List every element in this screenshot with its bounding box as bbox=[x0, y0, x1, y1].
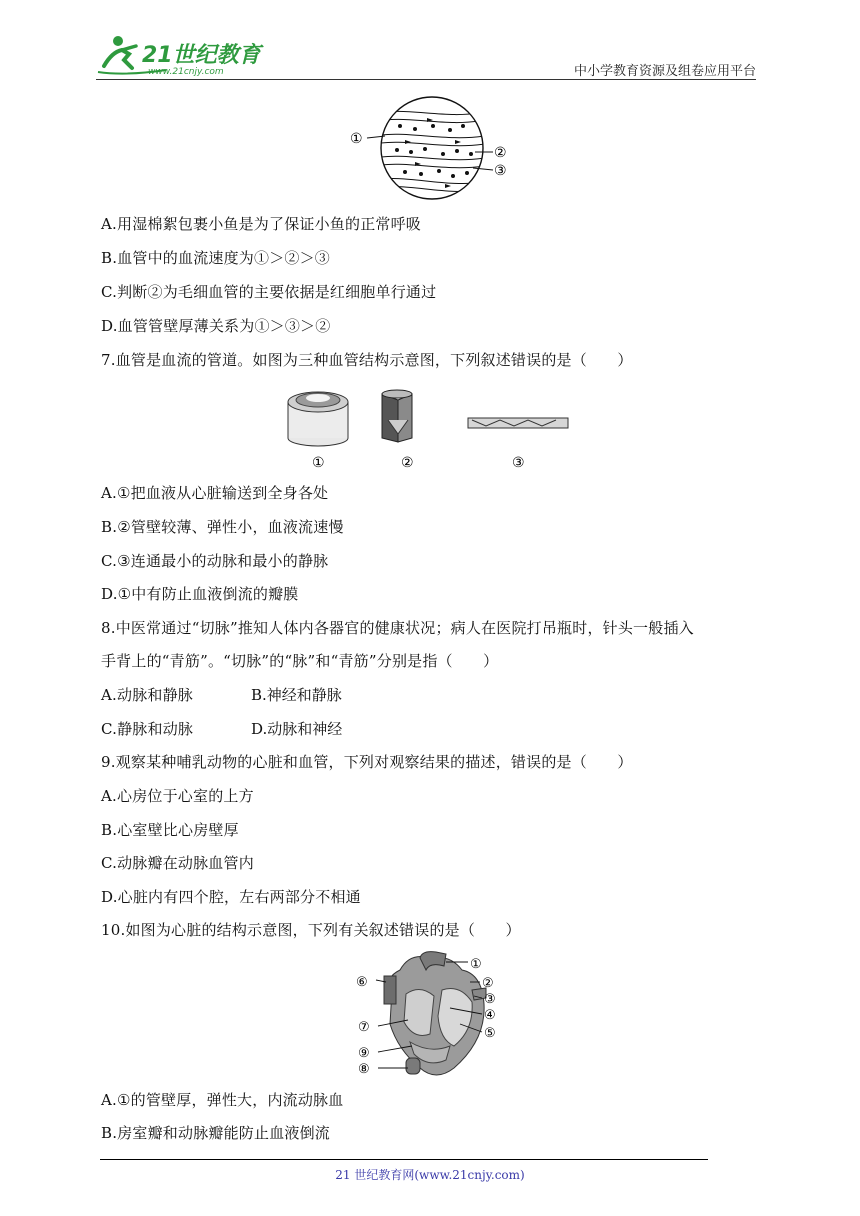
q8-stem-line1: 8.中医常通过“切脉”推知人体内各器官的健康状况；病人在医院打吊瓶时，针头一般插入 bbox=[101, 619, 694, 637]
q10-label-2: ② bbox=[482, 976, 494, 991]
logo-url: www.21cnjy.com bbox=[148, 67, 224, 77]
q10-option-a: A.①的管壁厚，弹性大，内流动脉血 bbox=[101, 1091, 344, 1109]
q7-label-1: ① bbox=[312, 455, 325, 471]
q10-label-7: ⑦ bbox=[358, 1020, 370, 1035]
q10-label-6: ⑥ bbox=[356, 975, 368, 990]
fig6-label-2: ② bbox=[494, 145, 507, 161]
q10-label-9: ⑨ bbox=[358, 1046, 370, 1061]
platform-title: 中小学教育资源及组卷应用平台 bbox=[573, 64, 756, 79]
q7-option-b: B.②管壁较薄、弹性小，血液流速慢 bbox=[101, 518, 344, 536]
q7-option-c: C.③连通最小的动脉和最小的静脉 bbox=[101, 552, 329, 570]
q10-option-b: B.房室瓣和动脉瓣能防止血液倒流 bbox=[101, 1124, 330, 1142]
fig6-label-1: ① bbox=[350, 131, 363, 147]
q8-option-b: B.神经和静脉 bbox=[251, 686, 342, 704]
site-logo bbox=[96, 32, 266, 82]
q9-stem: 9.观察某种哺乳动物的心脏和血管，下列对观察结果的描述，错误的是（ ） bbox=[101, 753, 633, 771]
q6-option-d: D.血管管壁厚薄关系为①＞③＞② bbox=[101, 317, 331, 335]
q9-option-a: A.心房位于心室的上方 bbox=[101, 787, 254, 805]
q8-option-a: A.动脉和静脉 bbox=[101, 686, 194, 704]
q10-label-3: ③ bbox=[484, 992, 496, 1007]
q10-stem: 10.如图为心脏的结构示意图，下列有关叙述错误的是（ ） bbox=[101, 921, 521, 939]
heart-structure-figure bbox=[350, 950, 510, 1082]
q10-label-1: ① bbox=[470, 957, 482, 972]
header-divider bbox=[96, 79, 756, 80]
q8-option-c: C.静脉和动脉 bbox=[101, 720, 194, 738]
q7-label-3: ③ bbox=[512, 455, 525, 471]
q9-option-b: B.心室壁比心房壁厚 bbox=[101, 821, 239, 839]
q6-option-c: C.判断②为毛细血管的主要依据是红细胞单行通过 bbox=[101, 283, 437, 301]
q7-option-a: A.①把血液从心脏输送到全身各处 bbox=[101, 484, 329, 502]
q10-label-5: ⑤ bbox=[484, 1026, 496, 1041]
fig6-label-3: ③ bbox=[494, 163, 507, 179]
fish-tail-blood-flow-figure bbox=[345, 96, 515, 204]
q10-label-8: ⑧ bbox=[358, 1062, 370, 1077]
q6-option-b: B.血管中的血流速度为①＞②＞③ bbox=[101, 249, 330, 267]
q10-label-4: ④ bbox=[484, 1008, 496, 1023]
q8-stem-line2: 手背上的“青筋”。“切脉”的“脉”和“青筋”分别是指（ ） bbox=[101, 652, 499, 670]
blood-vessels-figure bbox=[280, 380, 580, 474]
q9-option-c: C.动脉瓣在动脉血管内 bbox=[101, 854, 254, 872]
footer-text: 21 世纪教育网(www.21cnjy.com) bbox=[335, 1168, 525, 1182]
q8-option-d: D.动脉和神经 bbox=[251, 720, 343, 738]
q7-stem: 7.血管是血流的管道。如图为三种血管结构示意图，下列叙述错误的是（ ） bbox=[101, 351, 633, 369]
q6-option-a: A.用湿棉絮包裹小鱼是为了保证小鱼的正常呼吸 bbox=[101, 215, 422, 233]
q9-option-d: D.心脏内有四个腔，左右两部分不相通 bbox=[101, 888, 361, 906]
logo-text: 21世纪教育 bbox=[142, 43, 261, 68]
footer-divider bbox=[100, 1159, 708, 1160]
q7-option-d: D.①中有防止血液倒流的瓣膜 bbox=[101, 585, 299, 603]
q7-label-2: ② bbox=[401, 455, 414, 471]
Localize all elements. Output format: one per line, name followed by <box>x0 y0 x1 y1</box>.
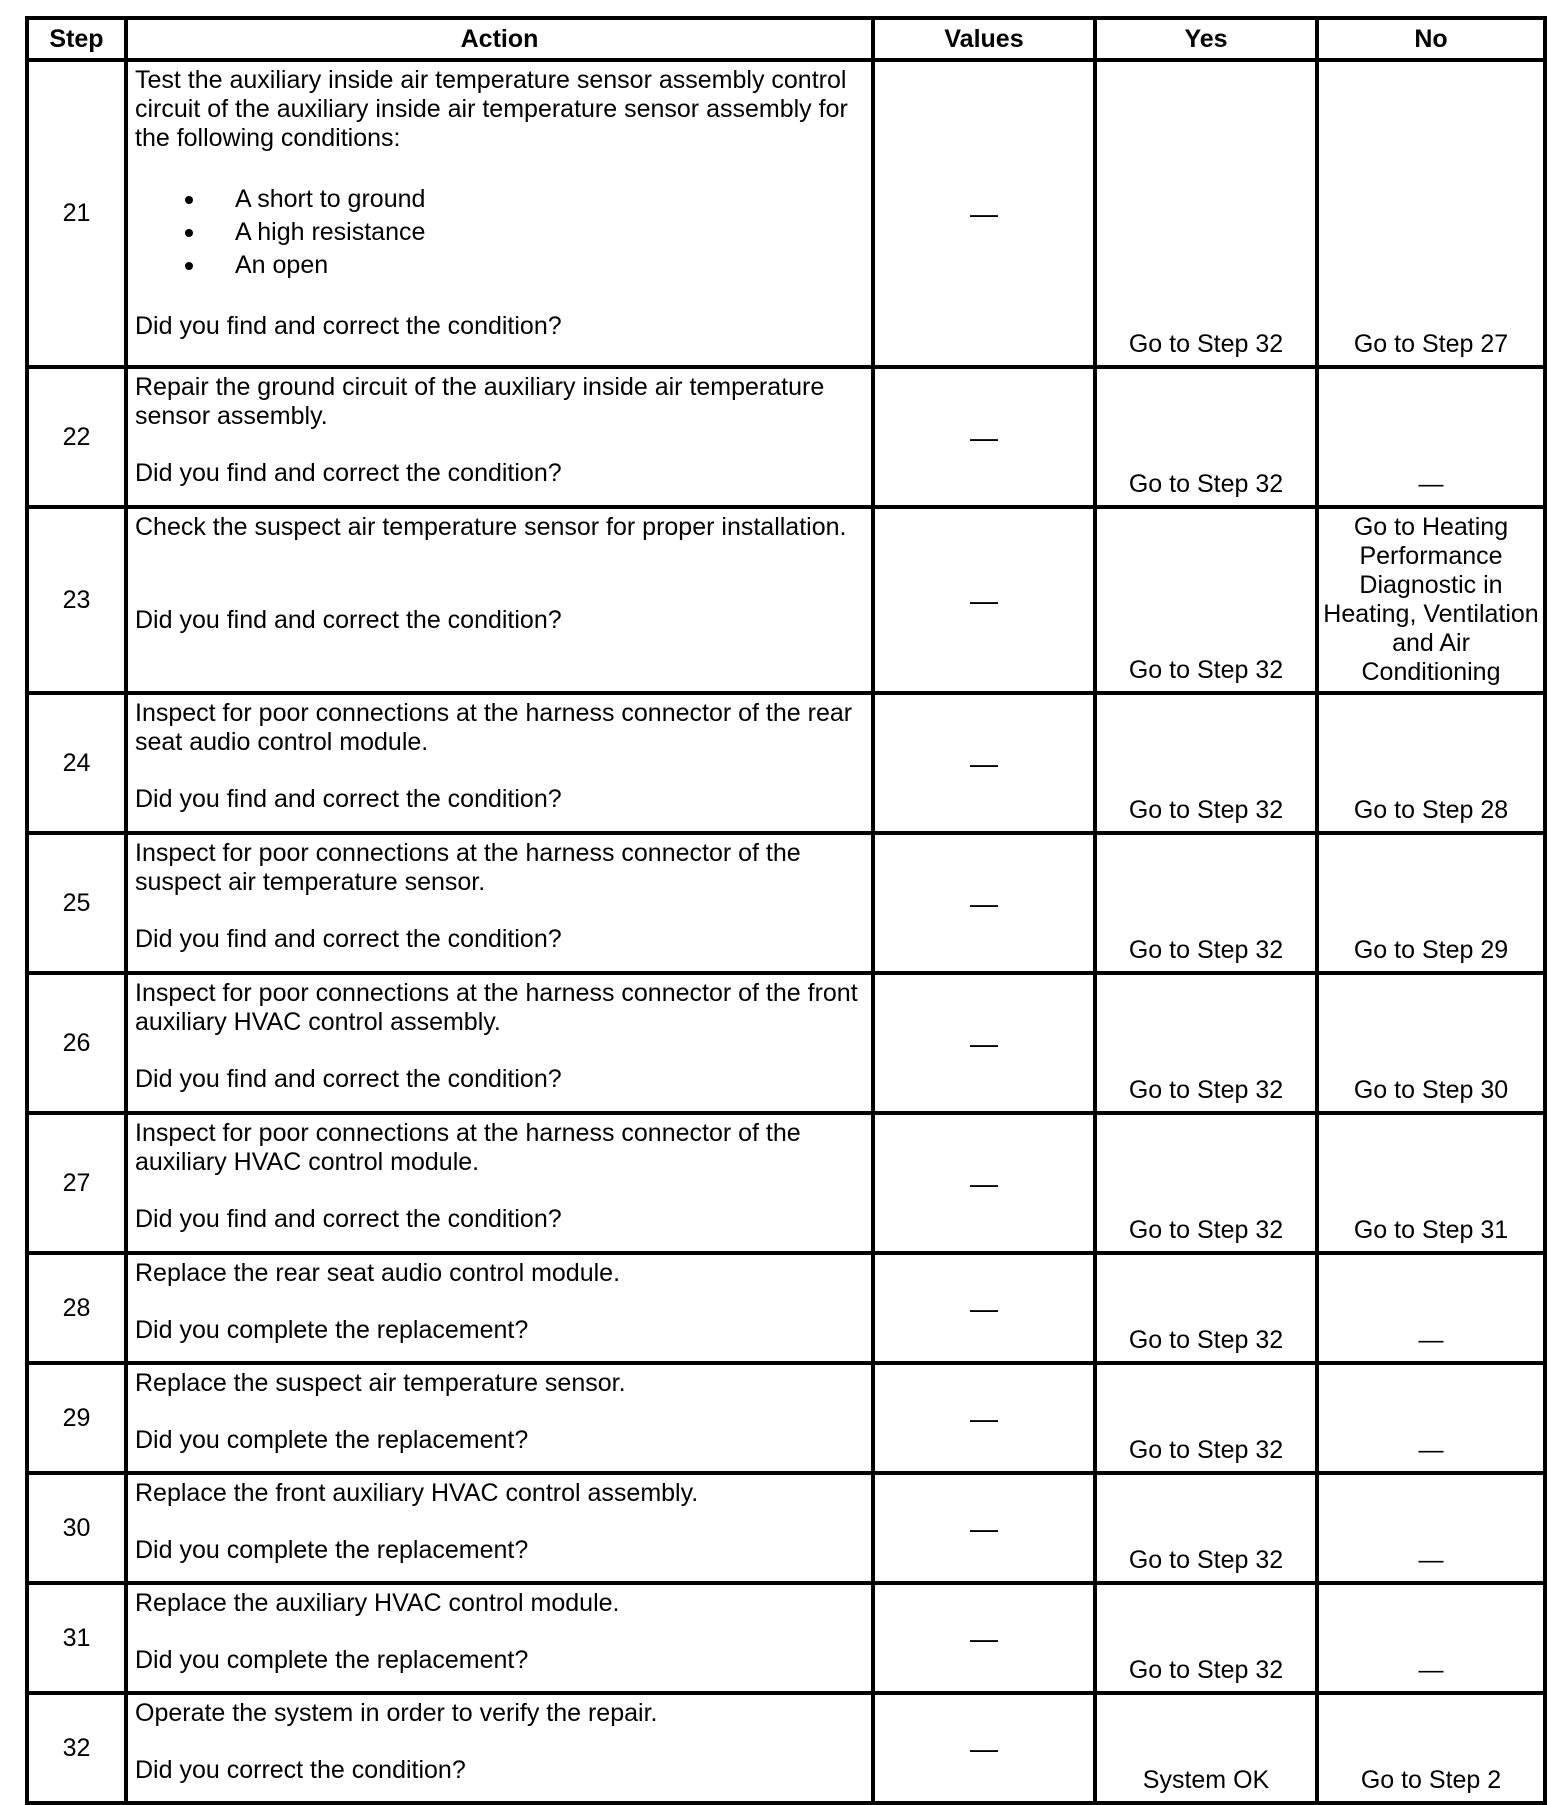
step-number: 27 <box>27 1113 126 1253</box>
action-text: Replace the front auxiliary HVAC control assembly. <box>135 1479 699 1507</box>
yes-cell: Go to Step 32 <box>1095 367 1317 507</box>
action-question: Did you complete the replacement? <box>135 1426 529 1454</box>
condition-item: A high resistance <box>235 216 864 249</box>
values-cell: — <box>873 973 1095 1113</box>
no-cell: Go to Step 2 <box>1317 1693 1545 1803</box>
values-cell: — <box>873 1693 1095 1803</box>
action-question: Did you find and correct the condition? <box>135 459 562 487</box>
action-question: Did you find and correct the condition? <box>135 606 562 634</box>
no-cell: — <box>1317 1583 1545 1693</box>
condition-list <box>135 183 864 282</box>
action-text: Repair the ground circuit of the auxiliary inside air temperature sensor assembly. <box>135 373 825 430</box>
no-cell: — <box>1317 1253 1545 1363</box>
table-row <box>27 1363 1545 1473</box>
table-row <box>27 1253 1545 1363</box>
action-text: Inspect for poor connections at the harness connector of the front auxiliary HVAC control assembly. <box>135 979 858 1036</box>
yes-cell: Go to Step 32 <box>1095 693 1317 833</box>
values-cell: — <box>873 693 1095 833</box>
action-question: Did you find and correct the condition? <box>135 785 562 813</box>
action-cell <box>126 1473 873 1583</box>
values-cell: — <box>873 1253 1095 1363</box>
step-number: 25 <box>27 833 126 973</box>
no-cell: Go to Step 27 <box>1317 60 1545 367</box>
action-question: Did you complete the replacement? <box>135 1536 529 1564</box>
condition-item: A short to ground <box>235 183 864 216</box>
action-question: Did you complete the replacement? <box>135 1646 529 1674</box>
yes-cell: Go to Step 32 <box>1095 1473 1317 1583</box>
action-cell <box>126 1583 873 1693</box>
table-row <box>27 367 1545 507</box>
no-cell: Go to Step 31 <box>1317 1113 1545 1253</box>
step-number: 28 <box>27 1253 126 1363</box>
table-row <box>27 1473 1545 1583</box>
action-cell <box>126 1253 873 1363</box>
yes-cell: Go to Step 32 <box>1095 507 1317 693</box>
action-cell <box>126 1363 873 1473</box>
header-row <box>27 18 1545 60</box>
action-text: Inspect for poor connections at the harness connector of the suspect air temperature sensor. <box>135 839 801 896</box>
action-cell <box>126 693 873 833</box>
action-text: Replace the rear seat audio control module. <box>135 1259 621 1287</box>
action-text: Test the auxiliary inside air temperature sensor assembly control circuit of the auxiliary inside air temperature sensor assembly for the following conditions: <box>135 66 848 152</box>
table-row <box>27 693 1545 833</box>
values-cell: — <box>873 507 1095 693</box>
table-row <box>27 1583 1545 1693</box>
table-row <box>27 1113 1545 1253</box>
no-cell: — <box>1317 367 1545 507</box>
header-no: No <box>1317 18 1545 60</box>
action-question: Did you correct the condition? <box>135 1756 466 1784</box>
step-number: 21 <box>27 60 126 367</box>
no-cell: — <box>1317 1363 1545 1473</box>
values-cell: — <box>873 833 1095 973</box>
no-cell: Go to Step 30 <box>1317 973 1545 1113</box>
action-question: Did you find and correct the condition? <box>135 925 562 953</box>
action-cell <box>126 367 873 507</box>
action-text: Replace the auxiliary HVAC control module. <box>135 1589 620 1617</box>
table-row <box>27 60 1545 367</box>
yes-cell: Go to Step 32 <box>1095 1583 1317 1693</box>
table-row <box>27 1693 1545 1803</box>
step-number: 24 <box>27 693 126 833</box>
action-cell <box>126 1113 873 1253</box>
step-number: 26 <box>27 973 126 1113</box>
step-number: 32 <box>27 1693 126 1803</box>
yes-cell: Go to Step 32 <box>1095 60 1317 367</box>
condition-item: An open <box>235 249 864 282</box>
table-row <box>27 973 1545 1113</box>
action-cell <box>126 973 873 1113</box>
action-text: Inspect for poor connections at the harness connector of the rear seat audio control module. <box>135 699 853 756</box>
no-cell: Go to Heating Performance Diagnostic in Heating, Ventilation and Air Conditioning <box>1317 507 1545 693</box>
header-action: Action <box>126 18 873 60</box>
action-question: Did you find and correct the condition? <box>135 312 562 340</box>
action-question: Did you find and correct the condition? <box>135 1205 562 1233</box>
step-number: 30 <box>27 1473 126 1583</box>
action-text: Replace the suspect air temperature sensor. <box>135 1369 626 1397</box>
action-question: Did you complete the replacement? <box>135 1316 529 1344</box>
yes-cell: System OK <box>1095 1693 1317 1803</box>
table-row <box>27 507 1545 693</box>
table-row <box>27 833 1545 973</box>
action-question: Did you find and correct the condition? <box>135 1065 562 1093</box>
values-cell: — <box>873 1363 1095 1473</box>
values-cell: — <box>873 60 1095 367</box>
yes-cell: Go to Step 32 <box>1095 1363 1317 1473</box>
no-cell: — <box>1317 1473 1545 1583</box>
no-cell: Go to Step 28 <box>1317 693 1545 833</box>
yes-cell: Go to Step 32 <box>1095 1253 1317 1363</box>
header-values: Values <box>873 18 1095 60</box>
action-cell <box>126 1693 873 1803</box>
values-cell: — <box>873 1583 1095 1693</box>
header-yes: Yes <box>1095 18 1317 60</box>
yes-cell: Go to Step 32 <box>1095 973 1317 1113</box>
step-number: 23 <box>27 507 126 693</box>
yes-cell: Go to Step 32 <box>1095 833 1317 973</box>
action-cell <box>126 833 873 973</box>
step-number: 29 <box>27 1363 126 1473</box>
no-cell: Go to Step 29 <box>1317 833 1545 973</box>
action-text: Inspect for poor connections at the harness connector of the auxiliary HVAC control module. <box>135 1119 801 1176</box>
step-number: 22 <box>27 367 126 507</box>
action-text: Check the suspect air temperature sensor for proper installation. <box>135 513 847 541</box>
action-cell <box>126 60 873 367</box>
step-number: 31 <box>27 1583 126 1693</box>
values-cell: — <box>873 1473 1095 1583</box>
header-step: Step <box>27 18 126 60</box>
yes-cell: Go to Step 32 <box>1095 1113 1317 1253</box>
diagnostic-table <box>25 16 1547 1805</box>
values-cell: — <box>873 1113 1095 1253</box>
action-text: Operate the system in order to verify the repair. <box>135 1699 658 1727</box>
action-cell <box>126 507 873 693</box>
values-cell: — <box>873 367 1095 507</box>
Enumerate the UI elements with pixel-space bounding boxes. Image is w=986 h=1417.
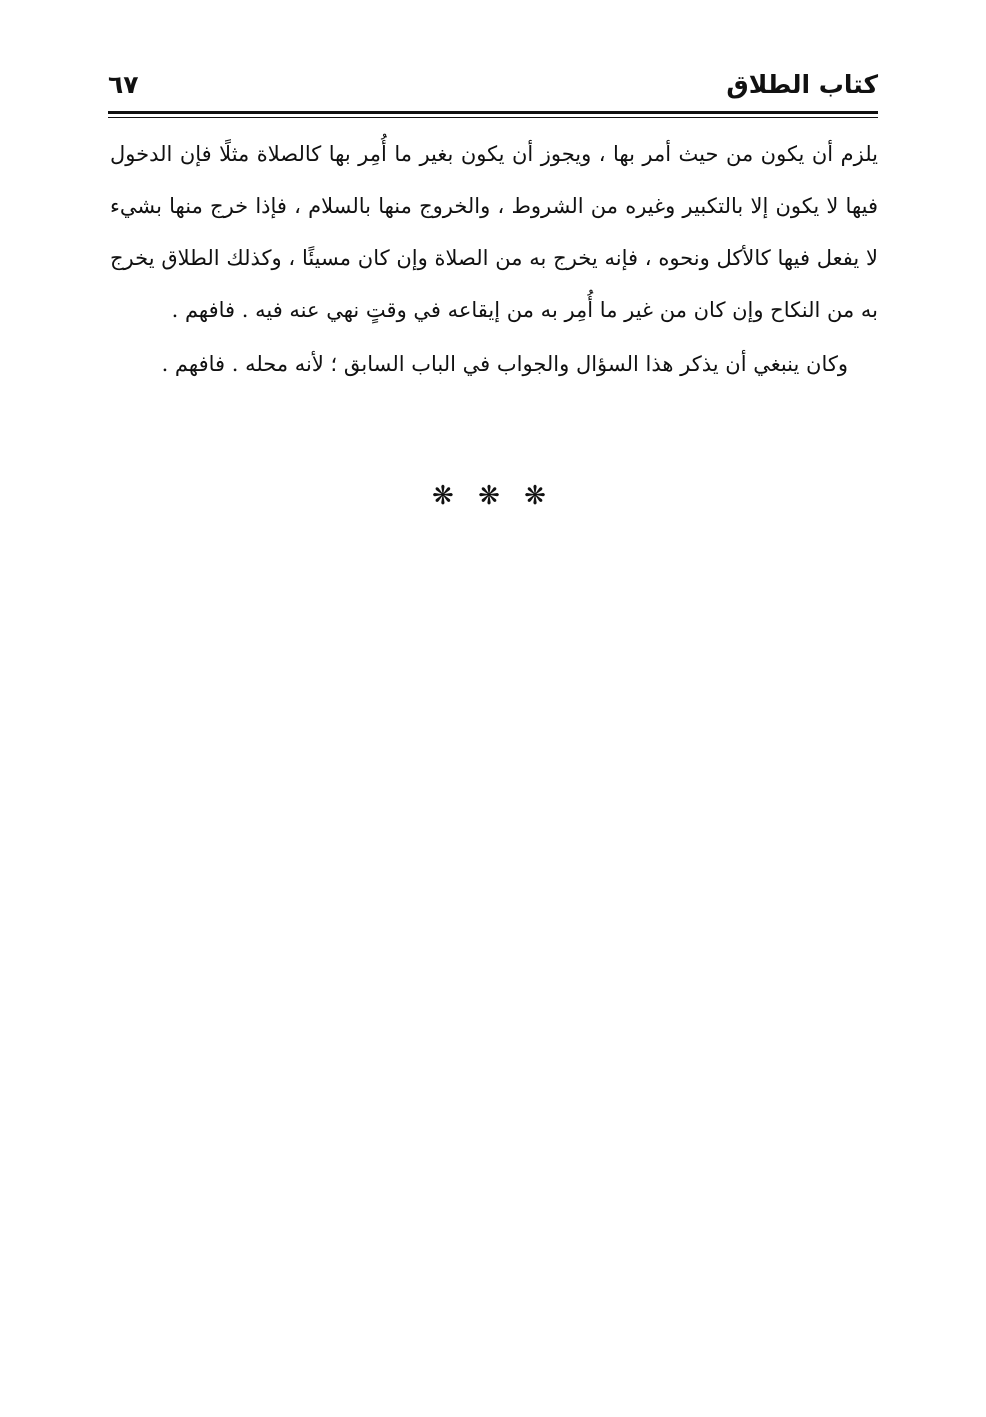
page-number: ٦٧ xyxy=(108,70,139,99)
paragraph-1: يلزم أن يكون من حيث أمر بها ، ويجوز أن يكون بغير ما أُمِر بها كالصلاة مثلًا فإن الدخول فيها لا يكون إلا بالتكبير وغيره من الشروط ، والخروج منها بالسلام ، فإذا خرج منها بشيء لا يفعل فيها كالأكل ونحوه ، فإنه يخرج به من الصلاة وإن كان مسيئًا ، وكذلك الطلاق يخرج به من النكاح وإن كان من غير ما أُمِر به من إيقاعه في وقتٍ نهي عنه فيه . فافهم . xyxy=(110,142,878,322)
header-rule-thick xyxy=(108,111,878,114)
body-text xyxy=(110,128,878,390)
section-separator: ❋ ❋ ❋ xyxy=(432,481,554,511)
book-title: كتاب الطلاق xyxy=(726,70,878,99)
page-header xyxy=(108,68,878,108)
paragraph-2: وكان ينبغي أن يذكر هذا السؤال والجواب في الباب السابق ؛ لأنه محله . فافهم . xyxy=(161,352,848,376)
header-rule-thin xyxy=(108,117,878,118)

——

● **TASK**:
Please reproduce everything in the listing above from the line containing "619, 694, 637]" down to the line containing "fig6-label-2: ② bbox=[494, 145, 507, 161]", copying each line unchanged.

● **SOLUTION BELOW**:
q8-stem-line1: 8.中医常通过“切脉”推知人体内各器官的健康状况；病人在医院打吊瓶时，针头一般插入 bbox=[101, 619, 694, 637]
q10-label-2: ② bbox=[482, 976, 494, 991]
logo-url: www.21cnjy.com bbox=[148, 67, 224, 77]
q10-option-a: A.①的管壁厚，弹性大，内流动脉血 bbox=[101, 1091, 344, 1109]
q7-label-1: ① bbox=[312, 455, 325, 471]
q10-label-7: ⑦ bbox=[358, 1020, 370, 1035]
q10-label-6: ⑥ bbox=[356, 975, 368, 990]
fig6-label-2: ② bbox=[494, 145, 507, 161]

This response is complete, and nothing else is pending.